-- Start SOURCE MATERIAL --

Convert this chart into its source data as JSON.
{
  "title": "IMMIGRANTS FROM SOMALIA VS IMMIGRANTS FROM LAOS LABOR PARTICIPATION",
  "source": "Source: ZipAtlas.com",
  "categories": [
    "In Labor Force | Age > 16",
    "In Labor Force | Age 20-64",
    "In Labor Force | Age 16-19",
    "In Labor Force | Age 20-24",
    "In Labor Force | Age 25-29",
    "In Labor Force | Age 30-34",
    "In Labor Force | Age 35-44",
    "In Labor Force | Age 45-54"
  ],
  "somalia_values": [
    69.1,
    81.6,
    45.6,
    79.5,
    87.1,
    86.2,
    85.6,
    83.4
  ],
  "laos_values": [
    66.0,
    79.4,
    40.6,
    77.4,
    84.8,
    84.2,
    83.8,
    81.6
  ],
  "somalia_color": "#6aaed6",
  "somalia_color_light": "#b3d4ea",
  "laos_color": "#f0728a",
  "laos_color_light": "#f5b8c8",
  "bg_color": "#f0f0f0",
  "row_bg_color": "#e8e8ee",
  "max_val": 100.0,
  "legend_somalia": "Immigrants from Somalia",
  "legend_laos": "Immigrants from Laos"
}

-- End SOURCE MATERIAL --

* WORK TO COMPLETE
Set down the entries above again, word for word.

* SOLUTION TO THE EXERCISE
Convert this chart into its source data as JSON.
{
  "title": "IMMIGRANTS FROM SOMALIA VS IMMIGRANTS FROM LAOS LABOR PARTICIPATION",
  "source": "Source: ZipAtlas.com",
  "categories": [
    "In Labor Force | Age > 16",
    "In Labor Force | Age 20-64",
    "In Labor Force | Age 16-19",
    "In Labor Force | Age 20-24",
    "In Labor Force | Age 25-29",
    "In Labor Force | Age 30-34",
    "In Labor Force | Age 35-44",
    "In Labor Force | Age 45-54"
  ],
  "somalia_values": [
    69.1,
    81.6,
    45.6,
    79.5,
    87.1,
    86.2,
    85.6,
    83.4
  ],
  "laos_values": [
    66.0,
    79.4,
    40.6,
    77.4,
    84.8,
    84.2,
    83.8,
    81.6
  ],
  "somalia_color": "#6aaed6",
  "somalia_color_light": "#b3d4ea",
  "laos_color": "#f0728a",
  "laos_color_light": "#f5b8c8",
  "bg_color": "#f0f0f0",
  "row_bg_color": "#e8e8ee",
  "max_val": 100.0,
  "legend_somalia": "Immigrants from Somalia",
  "legend_laos": "Immigrants from Laos"
}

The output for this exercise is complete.